Duplicate every line of the listing below without changing anything, and leave the pictures out of your copy.

# Provided material start

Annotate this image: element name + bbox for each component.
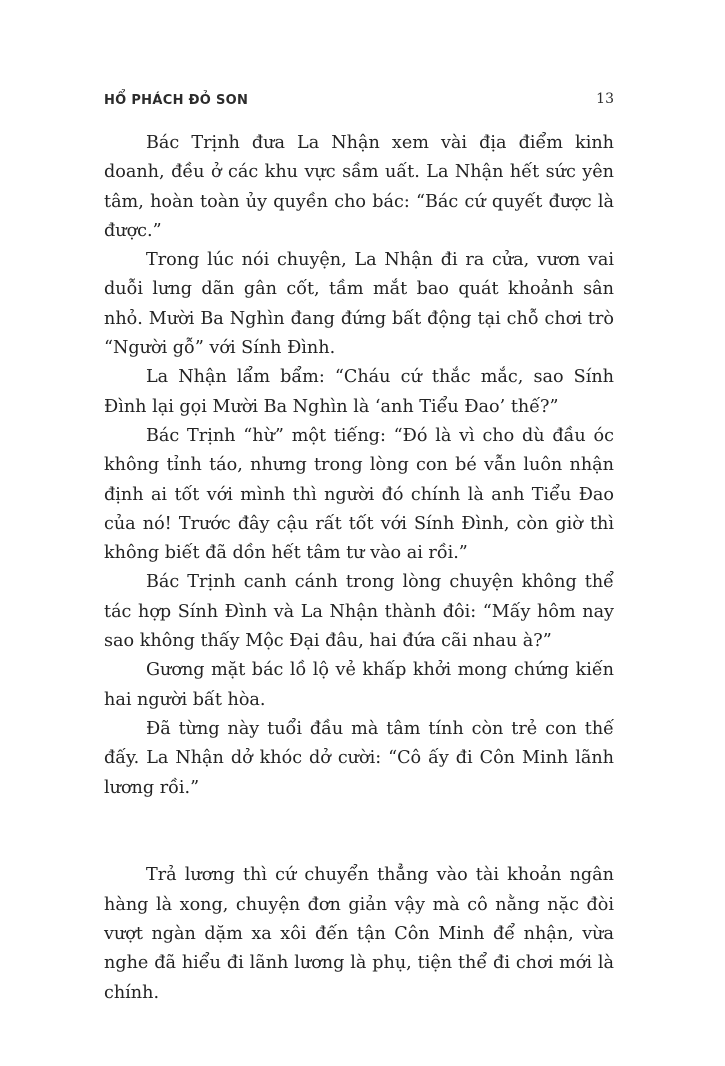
body-text (104, 129, 614, 1008)
paragraph: Gương mặt bác lồ lộ vẻ khấp khởi mong chứng kiến hai người bất hòa. (104, 660, 614, 710)
paragraph: Đã từng này tuổi đầu mà tâm tính còn trẻ con thế đấy. La Nhận dở khóc dở cười: “Cô ấy đi Côn Minh lãnh lương rồi.” (104, 718, 614, 798)
paragraph: Trong lúc nói chuyện, La Nhận đi ra cửa, vươn vai duỗi lưng dãn gân cốt, tầm mắt bao quát khoảnh sân nhỏ. Mười Ba Nghìn đang đứng bất động tại chỗ chơi trò “Người gỗ” với Sính Đình. (104, 250, 614, 359)
paragraph: Bác Trịnh “hừ” một tiếng: “Đó là vì cho dù đầu óc không tỉnh táo, nhưng trong lòng con bé vẫn luôn nhận định ai tốt với mình thì người đó chính là anh Tiểu Đao của nó! Trước đây cậu rất tốt với Sính Đình, còn giờ thì không biết đã dồn hết tâm tư vào ai rồi.” (104, 425, 614, 564)
page-number: 13 (596, 91, 614, 107)
paragraph: La Nhận lẩm bẩm: “Cháu cứ thắc mắc, sao Sính Đình lại gọi Mười Ba Nghìn là ‘anh Tiểu Đao’ thế?” (104, 367, 614, 417)
running-head-title: HỔ PHÁCH ĐỎ SON (104, 93, 249, 108)
paragraph: Bác Trịnh đưa La Nhận xem vài địa điểm kinh doanh, đều ở các khu vực sầm uất. La Nhận hết sức yên tâm, hoàn toàn ủy quyền cho bác: “Bác cứ quyết được là được.” (104, 133, 614, 241)
paragraph: Trả lương thì cứ chuyển thẳng vào tài khoản ngân hàng là xong, chuyện đơn giản vậy mà cô nằng nặc đòi vượt ngàn dặm xa xôi đến tận Côn Minh để nhận, vừa nghe đã hiểu đi lãnh lương là phụ, tiện thể đi chơi mới là chính. (104, 865, 614, 1003)
paragraph: Bác Trịnh canh cánh trong lòng chuyện không thể tác hợp Sính Đình và La Nhận thành đôi: “Mấy hôm nay sao không thấy Mộc Đại đâu, hai đứa cãi nhau à?” (104, 572, 614, 652)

# Provided material end

* Full output *
Annotate this image: element name + bbox for each component.
body-text (104, 129, 614, 1008)
paragraph: Gương mặt bác lồ lộ vẻ khấp khởi mong chứng kiến hai người bất hòa. (104, 660, 614, 710)
paragraph: Đã từng này tuổi đầu mà tâm tính còn trẻ con thế đấy. La Nhận dở khóc dở cười: “Cô ấy đi Côn Minh lãnh lương rồi.” (104, 718, 614, 798)
paragraph: Trong lúc nói chuyện, La Nhận đi ra cửa, vươn vai duỗi lưng dãn gân cốt, tầm mắt bao quát khoảnh sân nhỏ. Mười Ba Nghìn đang đứng bất động tại chỗ chơi trò “Người gỗ” với Sính Đình. (104, 250, 614, 359)
paragraph: Bác Trịnh “hừ” một tiếng: “Đó là vì cho dù đầu óc không tỉnh táo, nhưng trong lòng con bé vẫn luôn nhận định ai tốt với mình thì người đó chính là anh Tiểu Đao của nó! Trước đây cậu rất tốt với Sính Đình, còn giờ thì không biết đã dồn hết tâm tư vào ai rồi.” (104, 425, 614, 564)
page-number: 13 (596, 91, 614, 107)
paragraph: La Nhận lẩm bẩm: “Cháu cứ thắc mắc, sao Sính Đình lại gọi Mười Ba Nghìn là ‘anh Tiểu Đao’ thế?” (104, 367, 614, 417)
running-head-title: HỔ PHÁCH ĐỎ SON (104, 93, 249, 108)
paragraph: Bác Trịnh đưa La Nhận xem vài địa điểm kinh doanh, đều ở các khu vực sầm uất. La Nhận hết sức yên tâm, hoàn toàn ủy quyền cho bác: “Bác cứ quyết được là được.” (104, 133, 614, 241)
paragraph: Trả lương thì cứ chuyển thẳng vào tài khoản ngân hàng là xong, chuyện đơn giản vậy mà cô nằng nặc đòi vượt ngàn dặm xa xôi đến tận Côn Minh để nhận, vừa nghe đã hiểu đi lãnh lương là phụ, tiện thể đi chơi mới là chính. (104, 865, 614, 1003)
paragraph: Bác Trịnh canh cánh trong lòng chuyện không thể tác hợp Sính Đình và La Nhận thành đôi: “Mấy hôm nay sao không thấy Mộc Đại đâu, hai đứa cãi nhau à?” (104, 572, 614, 652)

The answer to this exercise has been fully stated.